**Task data**
....

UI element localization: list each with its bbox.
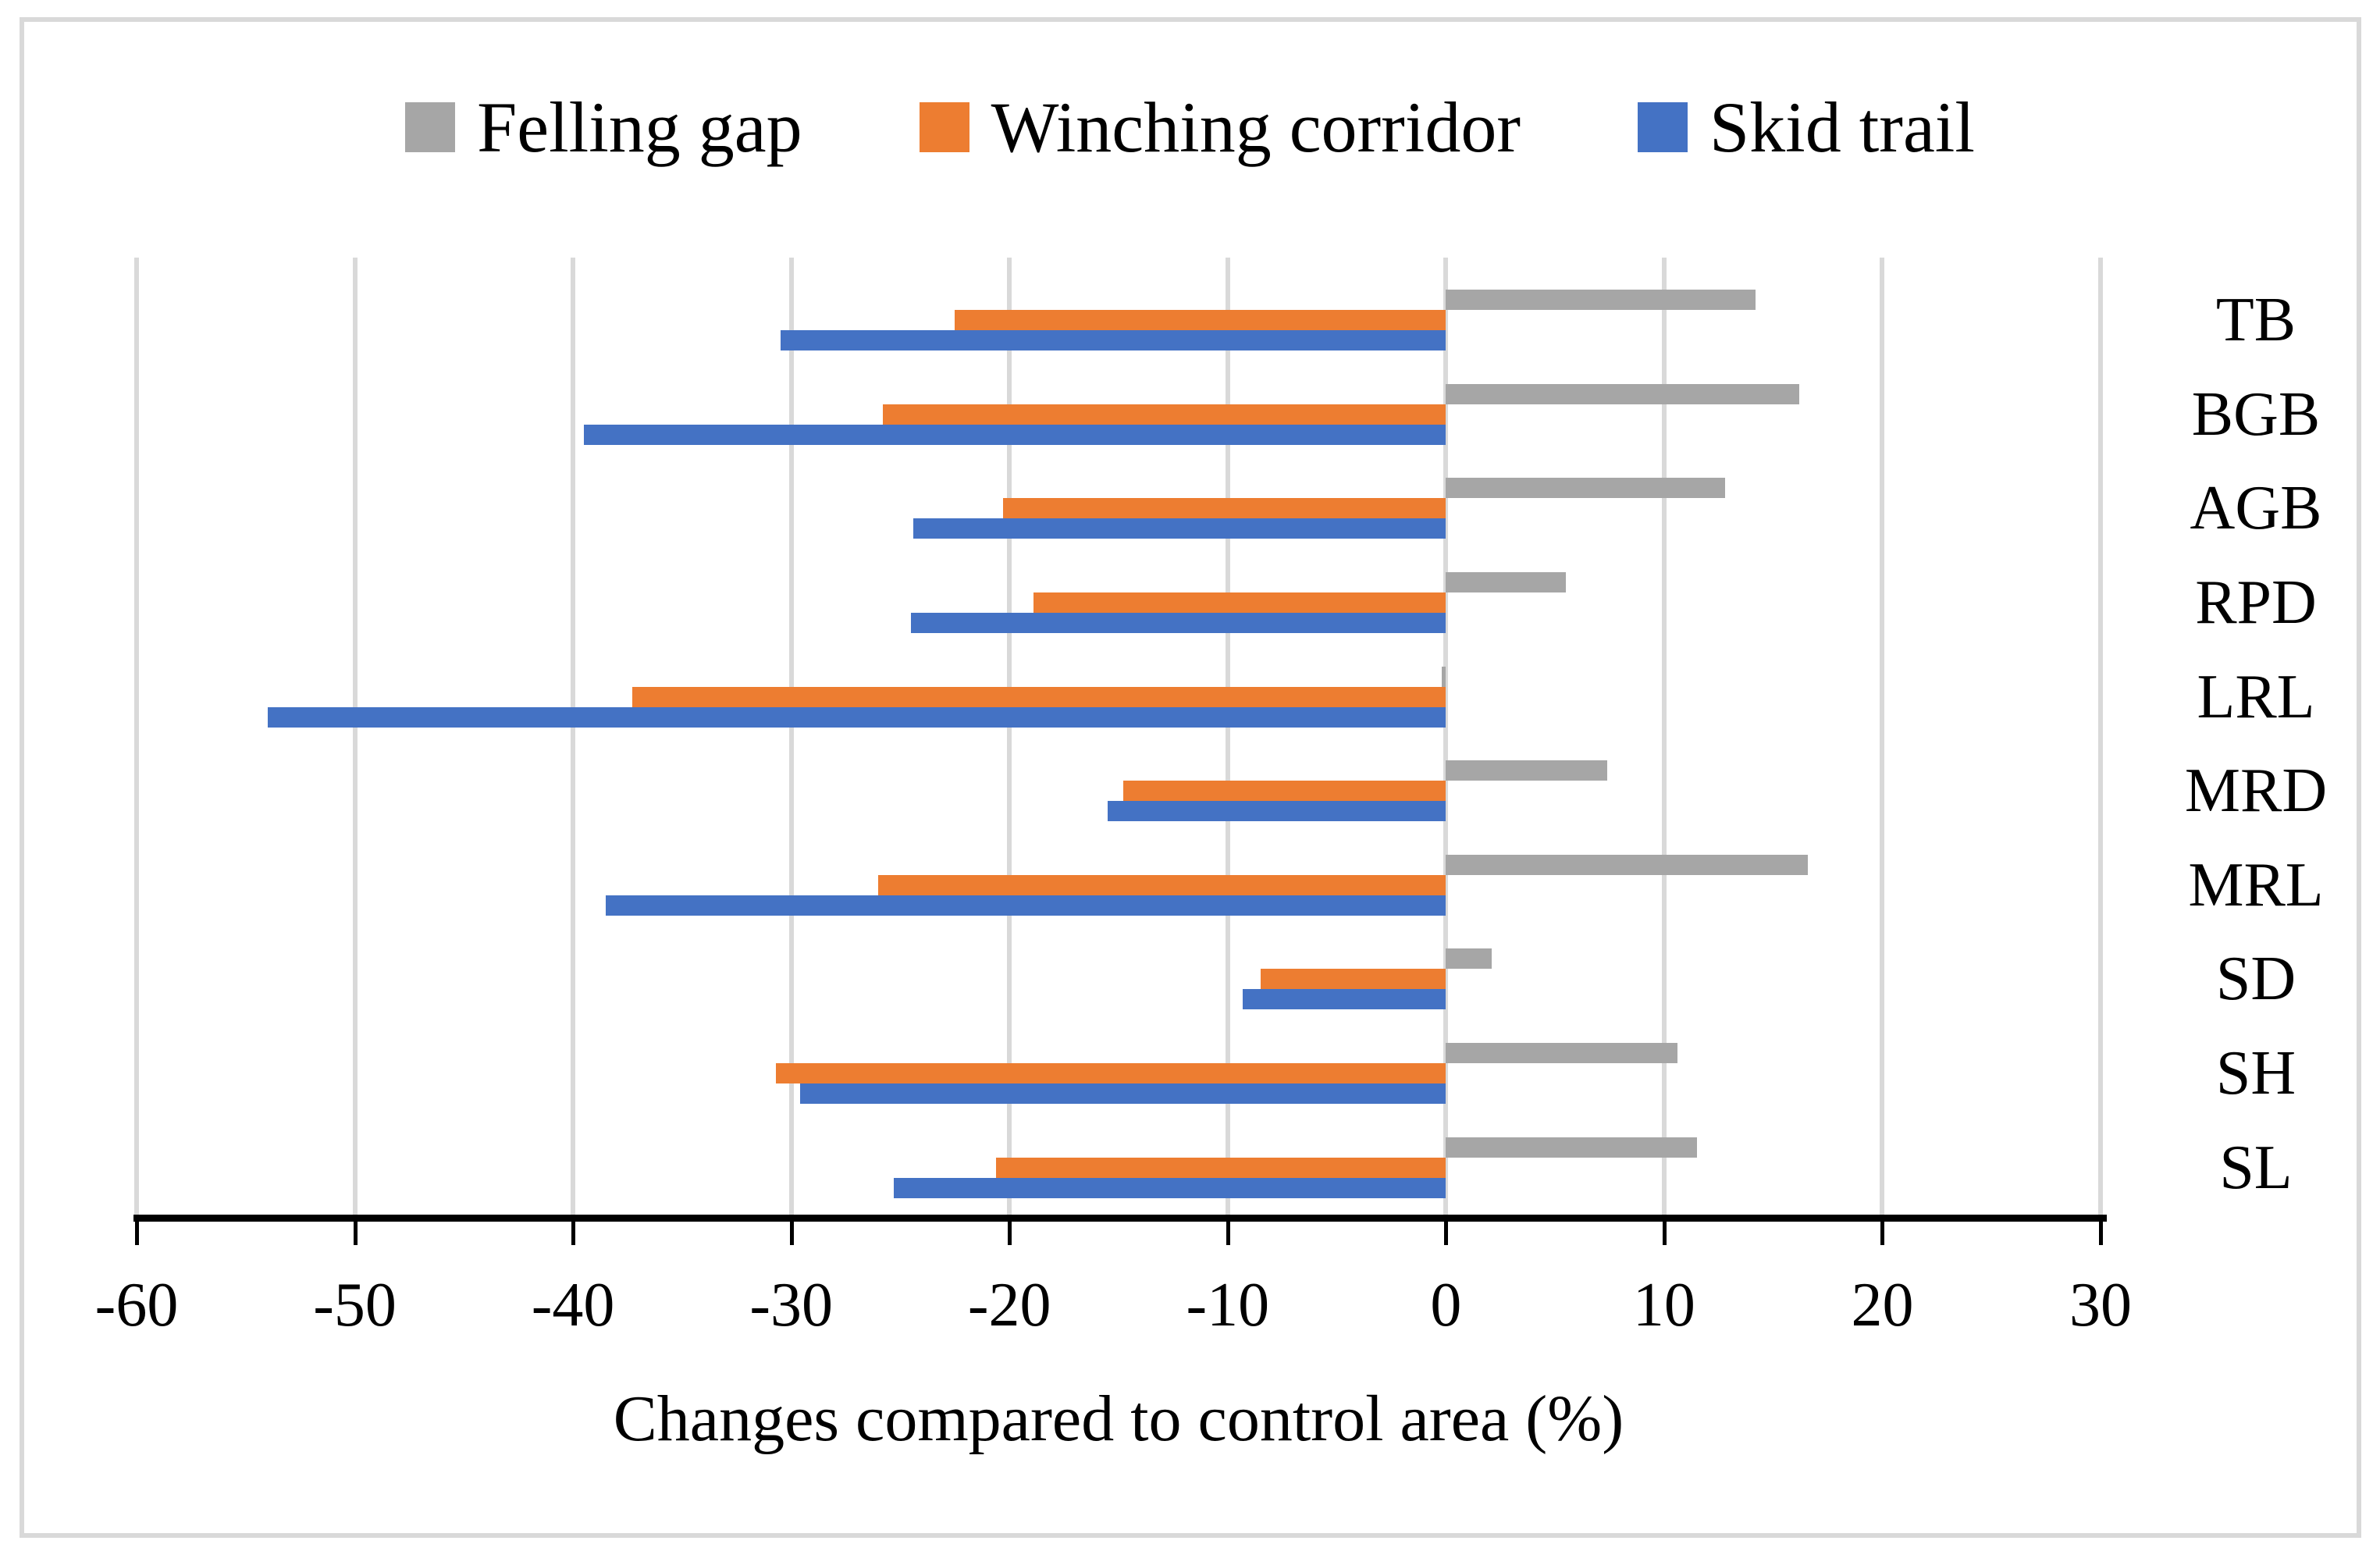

....

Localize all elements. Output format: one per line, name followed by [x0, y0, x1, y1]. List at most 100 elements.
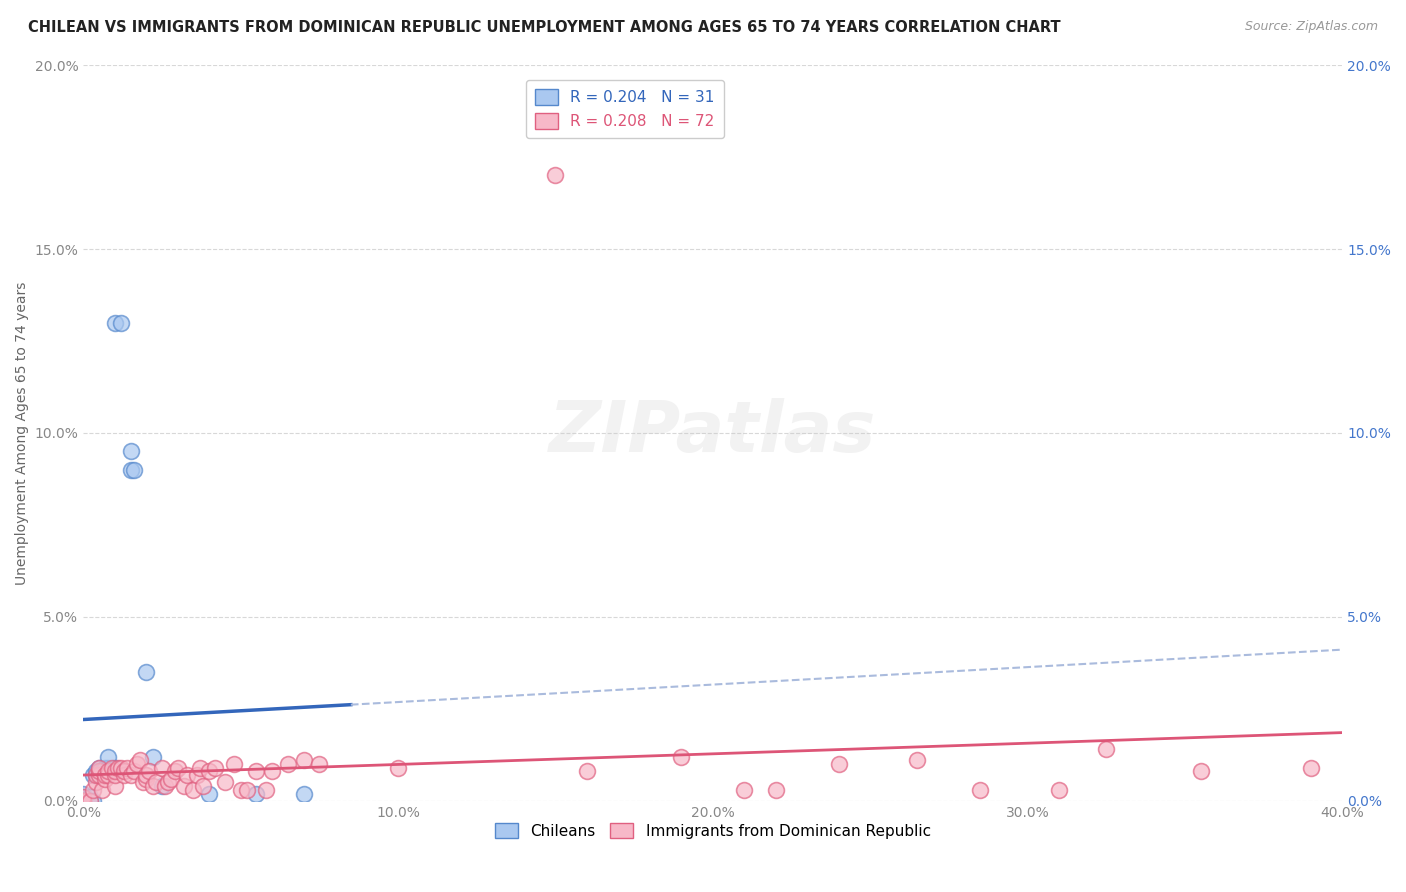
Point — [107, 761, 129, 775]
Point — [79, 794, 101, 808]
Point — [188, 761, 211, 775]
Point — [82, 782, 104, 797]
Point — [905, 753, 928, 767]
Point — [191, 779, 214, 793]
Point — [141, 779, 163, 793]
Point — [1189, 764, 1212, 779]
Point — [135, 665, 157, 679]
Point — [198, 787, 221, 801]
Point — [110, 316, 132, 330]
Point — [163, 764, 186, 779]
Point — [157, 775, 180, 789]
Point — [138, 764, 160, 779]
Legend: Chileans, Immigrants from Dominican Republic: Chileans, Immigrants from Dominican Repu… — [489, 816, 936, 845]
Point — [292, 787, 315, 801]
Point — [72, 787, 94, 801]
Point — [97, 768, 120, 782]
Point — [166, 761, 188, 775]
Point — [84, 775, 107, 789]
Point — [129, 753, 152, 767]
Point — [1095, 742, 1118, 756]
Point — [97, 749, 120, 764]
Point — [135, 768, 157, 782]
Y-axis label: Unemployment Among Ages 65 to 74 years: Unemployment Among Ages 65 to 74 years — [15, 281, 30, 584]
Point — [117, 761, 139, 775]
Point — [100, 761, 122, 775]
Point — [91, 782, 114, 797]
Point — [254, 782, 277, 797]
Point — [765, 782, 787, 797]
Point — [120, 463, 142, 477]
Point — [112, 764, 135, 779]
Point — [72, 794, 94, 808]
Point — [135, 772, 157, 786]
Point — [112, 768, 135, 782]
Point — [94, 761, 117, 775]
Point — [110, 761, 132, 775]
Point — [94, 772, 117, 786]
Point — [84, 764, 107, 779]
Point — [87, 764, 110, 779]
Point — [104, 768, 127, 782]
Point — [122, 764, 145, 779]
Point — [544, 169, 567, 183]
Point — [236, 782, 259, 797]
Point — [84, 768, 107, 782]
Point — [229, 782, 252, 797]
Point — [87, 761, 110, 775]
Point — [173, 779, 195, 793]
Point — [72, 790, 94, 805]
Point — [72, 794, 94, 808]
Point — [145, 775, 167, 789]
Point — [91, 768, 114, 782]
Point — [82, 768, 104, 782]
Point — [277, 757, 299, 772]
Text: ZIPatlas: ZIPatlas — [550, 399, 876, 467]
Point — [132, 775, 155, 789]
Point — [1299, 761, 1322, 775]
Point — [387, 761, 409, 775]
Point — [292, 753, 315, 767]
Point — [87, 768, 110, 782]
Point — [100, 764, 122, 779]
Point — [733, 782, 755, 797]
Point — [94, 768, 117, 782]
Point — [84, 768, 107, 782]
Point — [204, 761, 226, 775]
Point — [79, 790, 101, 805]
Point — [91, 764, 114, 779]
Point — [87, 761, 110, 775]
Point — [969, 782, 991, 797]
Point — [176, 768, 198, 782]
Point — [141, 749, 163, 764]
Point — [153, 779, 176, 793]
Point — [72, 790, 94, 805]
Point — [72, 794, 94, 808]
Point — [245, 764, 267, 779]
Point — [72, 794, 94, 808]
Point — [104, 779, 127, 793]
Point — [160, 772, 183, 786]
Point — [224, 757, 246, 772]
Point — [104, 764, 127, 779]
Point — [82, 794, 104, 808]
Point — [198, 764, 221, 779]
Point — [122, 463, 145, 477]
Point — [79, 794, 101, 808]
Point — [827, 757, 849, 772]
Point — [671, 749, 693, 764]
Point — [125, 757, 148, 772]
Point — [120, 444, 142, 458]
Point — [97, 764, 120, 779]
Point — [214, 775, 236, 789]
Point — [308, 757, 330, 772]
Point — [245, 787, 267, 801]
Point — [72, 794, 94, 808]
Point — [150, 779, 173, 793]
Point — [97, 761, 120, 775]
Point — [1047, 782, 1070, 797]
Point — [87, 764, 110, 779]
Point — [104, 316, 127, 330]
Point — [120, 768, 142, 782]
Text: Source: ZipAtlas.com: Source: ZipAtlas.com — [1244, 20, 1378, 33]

....

**Problem statement**
Convert everything in the data from the line containing "Localize all elements." down to the line containing "Point — [82, 782, 104, 797]", both lines included, into a JSON list of strings with one string per line. Leave out blank lines and pictures.

**Solution below**
[
  "Localize all elements. Output format: one per line, name followed by [x0, y0, x1, y1]. List at most 100 elements.",
  "Point — [107, 761, 129, 775]",
  "Point — [79, 794, 101, 808]",
  "Point — [188, 761, 211, 775]",
  "Point — [82, 782, 104, 797]"
]